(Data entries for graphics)
»»
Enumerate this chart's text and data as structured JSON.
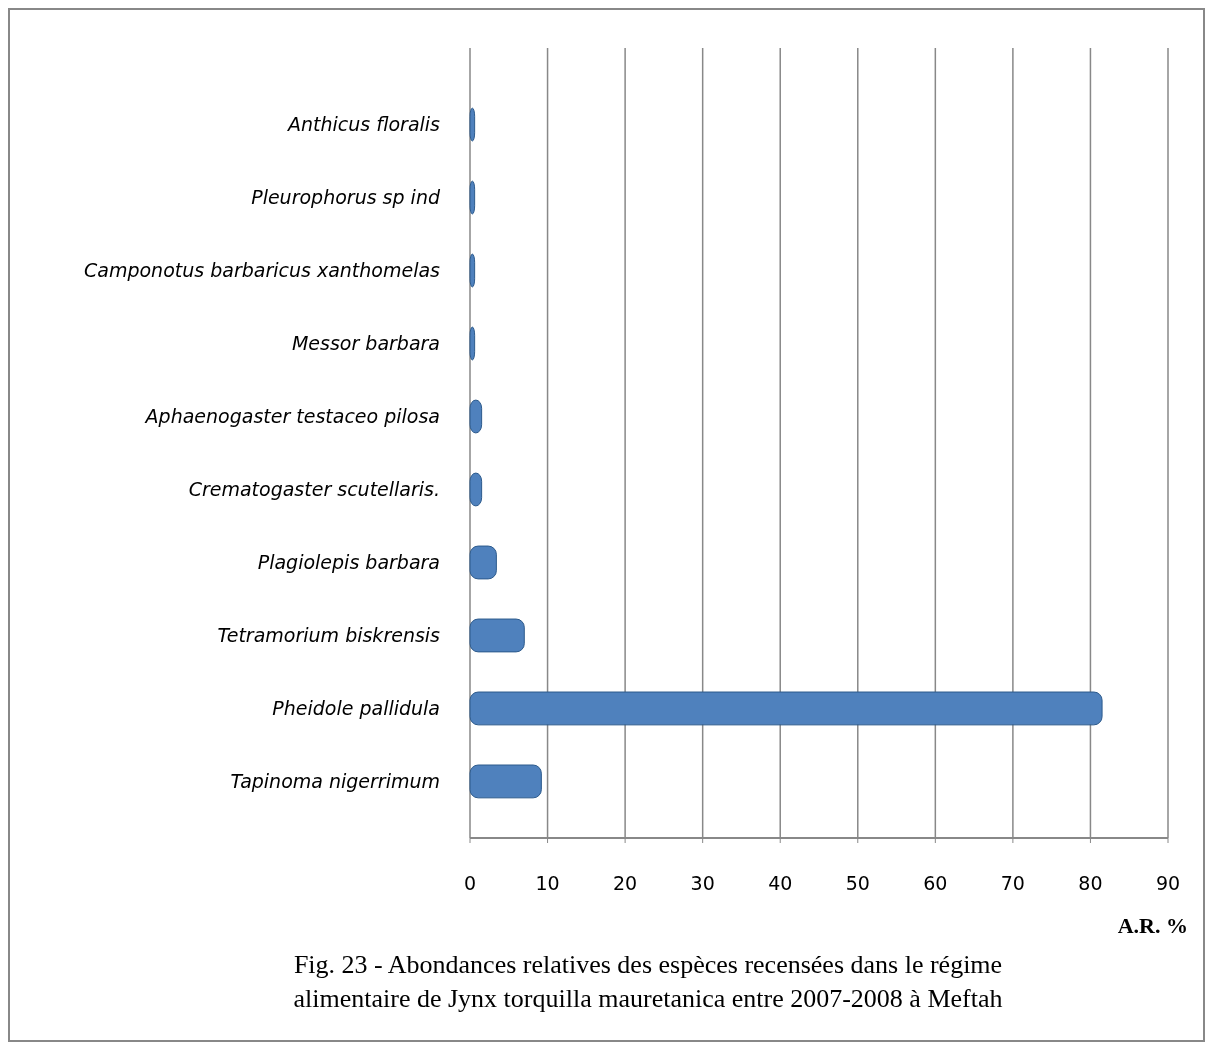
{
  "chart_data": {
    "type": "bar",
    "orientation": "horizontal",
    "title": "Fig.  23 - Abondances  relatives des espèces recensées dans le régime alimentaire de Jynx torquilla mauretanica entre 2007-2008 à Meftah",
    "xlabel": "A.R. %",
    "categories": [
      "Anthicus floralis",
      "Pleurophorus sp ind",
      "Camponotus barbaricus xanthomelas",
      "Messor barbara",
      "Aphaenogaster testaceo pilosa",
      "Crematogaster scutellaris.",
      "Plagiolepis barbara",
      "Tetramorium biskrensis",
      "Pheidole pallidula",
      "Tapinoma nigerrimum"
    ],
    "values": [
      0.6,
      0.6,
      0.6,
      0.6,
      1.5,
      1.5,
      3.4,
      7,
      81.5,
      9.2
    ],
    "color": "#4f81bd",
    "xlim": [
      0,
      90
    ],
    "xticks": [
      0,
      10,
      20,
      30,
      40,
      50,
      60,
      70,
      80,
      90
    ],
    "grid": "x"
  }
}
««
**WRITTEN TASK**
Select and copy each line from the data that includes the word "barbara".

**FINAL RESULT**
      "Messor barbara",
      "Plagiolepis barbara",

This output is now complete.